▸ **What is being asked**: Omit the pictures and return every entry exactly as written.
--- begin ---
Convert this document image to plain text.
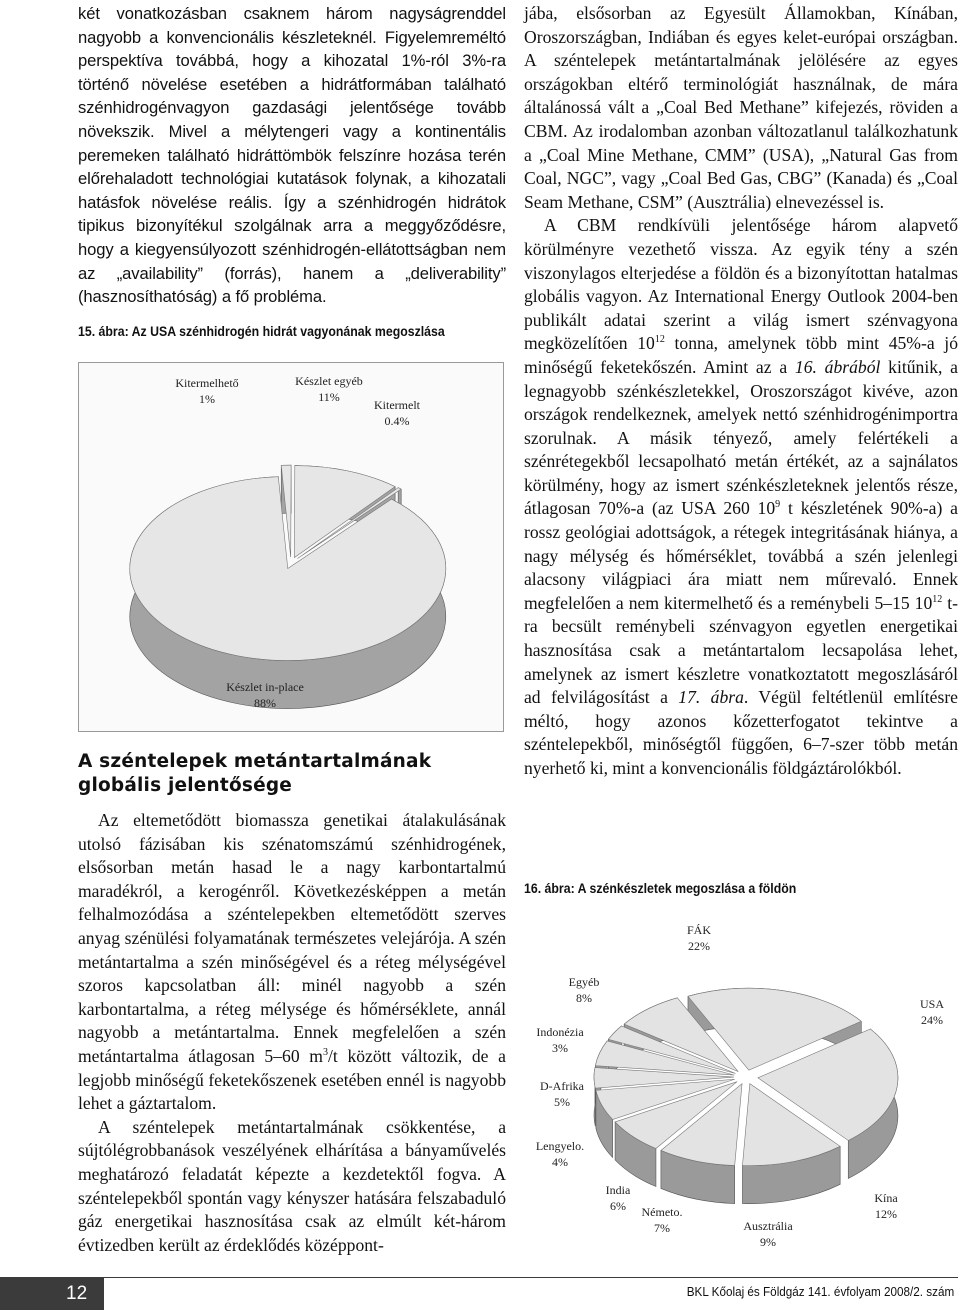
két vonatkozásban csaknem három nagyságrenddel nagyobb a konvencionális készleteknél. Figyelemreméltó perspektíva továbbá, hogy a kihozatal 1%-ról 3%-ra történő növelése esetében a hidrátformában található szénhidrogénvagyon gazdasági jelentősége tovább növekszik. Mivel a mélytengeri vagy a kontinentális peremeken található hidráttömbök felszínre hozása terén előrehaladott technológiai kutatások folynak, a kihozatali hatásfok növelése reális. Így a szénhidrogén hidrátok tipikus bizonyítékul szolgálnak arra a meggyőződésre, hogy a kiegyensúlyozott szénhidrogén-ellátottságban nem az „availability” (forrás), hanem a „deliverability” (hasznosíthatóság) a fő probléma.

15. ábra: Az USA szénhidrogén hidrát vagyonának megoszlása
Kitermelhető
1%
Készlet egyéb
11%
Kitermelt
0.4%
Készlet in-place
88%
A széntelepek metántartalmának globális jelentősége

Az eltemetődött biomassza genetikai átalakulásának utolsó fázisában kis szénatomszámú szénhidrogének, elsősorban metán hasad le a nagy karbontartalmú maradékról, a kerogénről. Következésképpen a metán felhalmozódása a széntelepekben eltemetődött szerves anyag szénülési folyamatának természetes velejárója. A szén metántartalma a szén minőségével és a réteg mélységével szoros kapcsolatban áll: minél nagyobb a szén karbontartalma, a réteg mélysége és hőmérséklete, annál nagyobb a metántartalma. Ennek megfelelően a szén metántartalma átlagosan 5–60 $m^3/t$ között változik, de a legjobb minőségű feketekőszenek esetében ennél is nagyobb lehet a gáztartalom.

A széntelepek metántartalmának csökkentése, a sújtólégrobbanások veszélyének elhárítása a bányaművelés meghatározó feladatát képezte a kezdetektől fogva. A széntelepekből spontán vagy kényszer hatására felszabaduló gáz energetikai hasznosítása csak az elmúlt két-három évtizedben került az érdeklődés középpont-

jába, elsősorban az Egyesült Államokban, Kínában, Oroszországban, Indiában és egyes kelet-európai országban. A széntelepek metántartalmának jelölésére az egyes országokban eltérő terminológiát használnak, de mára általánossá vált a „Coal Bed Methane” kifejezés, röviden a CBM. Az irodalomban azonban változatlanul találkozhatunk a „Coal Mine Methane, CMM” (USA), „Natural Gas from Coal, NGC”, vagy „Coal Bed Gas, CBG” (Kanada) és „Coal Seam Methane, CSM” (Ausztrália) elnevezéssel is.

A CBM rendkívüli jelentősége három alapvető körülményre vezethető vissza. Az egyik tény a szén viszonylagos elterjedése a földön és a bizonyítottan hatalmas globális vagyon. Az International Energy Outlook 2004-ben publikált adatai szerint a világ ismert szénvagyona megközelítően $10^{12}$ tonna, amelynek több mint 45%-a jó minőségű feketekőszén. Amint az a 16. ábrából kitűnik, a legnagyobb szénkészletekkel, Oroszországot kivéve, azon országok rendelkeznek, amelyek nettó szénhidrogénimportra szorulnak. A másik tényező, amely felértékeli a szénrétegekből lecsapolható metán értékét, az a sajnálatos körülmény, hogy az ismert szénkészleteknek jelentős része, átlagosan 70%-a (az USA 260 $10^9$ t készletének 90%-a) a rossz geológiai adottságok, a rétegek integritásának hiánya, a nagy mélység és hőmérséklet, továbbá a szén jelenlegi alacsony világpiaci ára miatt nem műrevaló. Ennek megfelelően a nem kitermelhető és a reménybeli 5–15 $10^{12}$ t-ra becsült reménybeli szénvagyon egyetlen energetikai hasznosítása csak a metántartalom lecsapolása lehet, amelynek az ismert készletre vonatkoztatott megoszlásáról ad felvilágosítást a 17. ábra. Végül feltétlenül említésre méltó, hogy azonos kőzetterfogatot tekintve a széntelepekből, minőségtől függően, 6–7-szer több metán nyerhető ki, mint a konvencionális földgáztárolókból.

16. ábra: A szénkészletek megoszlása a földön
FÁK
22%
USA
24%
Kína
12%
Ausztrália
9%
Németo.
7%
India
6%
Lengyelo.
4%
D-Afrika
5%
Indonézia
3%
Egyéb
8%
12	BKL Kőolaj és Földgáz 141. évfolyam 2008/2. szám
--- end ---
▸ **Written reply**:
Convert this document image to plain text.
két vonatkozásban csaknem három nagyságrenddel nagyobb a konvencionális készleteknél. Figyelemreméltó perspektíva továbbá, hogy a kihozatal 1%-ról 3%-ra történő növelése esetében a hidrátformában található szénhidrogénvagyon gazdasági jelentősége tovább növekszik. Mivel a mélytengeri vagy a kontinentális peremeken található hidráttömbök felszínre hozása terén előrehaladott technológiai kutatások folynak, a kihozatali hatásfok növelése reális. Így a szénhidrogén hidrátok tipikus bizonyítékul szolgálnak arra a meggyőződésre, hogy a kiegyensúlyozott szénhidrogén-ellátottságban nem az „availability” (forrás), hanem a „deliverability” (hasznosíthatóság) a fő probléma.

15. ábra: Az USA szénhidrogén hidrát vagyonának megoszlása
Kitermelhető
1%
Készlet egyéb
11%
Kitermelt
0.4%
Készlet in-place
88%
A széntelepek metántartalmának globális jelentősége

Az eltemetődött biomassza genetikai átalakulásának utolsó fázisában kis szénatomszámú szénhidrogének, elsősorban metán hasad le a nagy karbontartalmú maradékról, a kerogénről. Következésképpen a metán felhalmozódása a széntelepekben eltemetődött szerves anyag szénülési folyamatának természetes velejárója. A szén metántartalma a szén minőségével és a réteg mélységével szoros kapcsolatban áll: minél nagyobb a szén karbontartalma, a réteg mélysége és hőmérséklete, annál nagyobb a metántartalma. Ennek megfelelően a szén metántartalma átlagosan 5–60 $m^3/t$ között változik, de a legjobb minőségű feketekőszenek esetében ennél is nagyobb lehet a gáztartalom.

A széntelepek metántartalmának csökkentése, a sújtólégrobbanások veszélyének elhárítása a bányaművelés meghatározó feladatát képezte a kezdetektől fogva. A széntelepekből spontán vagy kényszer hatására felszabaduló gáz energetikai hasznosítása csak az elmúlt két-három évtizedben került az érdeklődés középpont-

jába, elsősorban az Egyesült Államokban, Kínában, Oroszországban, Indiában és egyes kelet-európai országban. A széntelepek metántartalmának jelölésére az egyes országokban eltérő terminológiát használnak, de mára általánossá vált a „Coal Bed Methane” kifejezés, röviden a CBM. Az irodalomban azonban változatlanul találkozhatunk a „Coal Mine Methane, CMM” (USA), „Natural Gas from Coal, NGC”, vagy „Coal Bed Gas, CBG” (Kanada) és „Coal Seam Methane, CSM” (Ausztrália) elnevezéssel is.

A CBM rendkívüli jelentősége három alapvető körülményre vezethető vissza. Az egyik tény a szén viszonylagos elterjedése a földön és a bizonyítottan hatalmas globális vagyon. Az International Energy Outlook 2004-ben publikált adatai szerint a világ ismert szénvagyona megközelítően $10^{12}$ tonna, amelynek több mint 45%-a jó minőségű feketekőszén. Amint az a 16. ábrából kitűnik, a legnagyobb szénkészletekkel, Oroszországot kivéve, azon országok rendelkeznek, amelyek nettó szénhidrogénimportra szorulnak. A másik tényező, amely felértékeli a szénrétegekből lecsapolható metán értékét, az a sajnálatos körülmény, hogy az ismert szénkészleteknek jelentős része, átlagosan 70%-a (az USA 260 $10^9$ t készletének 90%-a) a rossz geológiai adottságok, a rétegek integritásának hiánya, a nagy mélység és hőmérséklet, továbbá a szén jelenlegi alacsony világpiaci ára miatt nem műrevaló. Ennek megfelelően a nem kitermelhető és a reménybeli 5–15 $10^{12}$ t-ra becsült reménybeli szénvagyon egyetlen energetikai hasznosítása csak a metántartalom lecsapolása lehet, amelynek az ismert készletre vonatkoztatott megoszlásáról ad felvilágosítást a 17. ábra. Végül feltétlenül említésre méltó, hogy azonos kőzetterfogatot tekintve a széntelepekből, minőségtől függően, 6–7-szer több metán nyerhető ki, mint a konvencionális földgáztárolókból.

16. ábra: A szénkészletek megoszlása a földön
FÁK
22%
USA
24%
Kína
12%
Ausztrália
9%
Németo.
7%
India
6%
Lengyelo.
4%
D-Afrika
5%
Indonézia
3%
Egyéb
8%
12	BKL Kőolaj és Földgáz 141. évfolyam 2008/2. szám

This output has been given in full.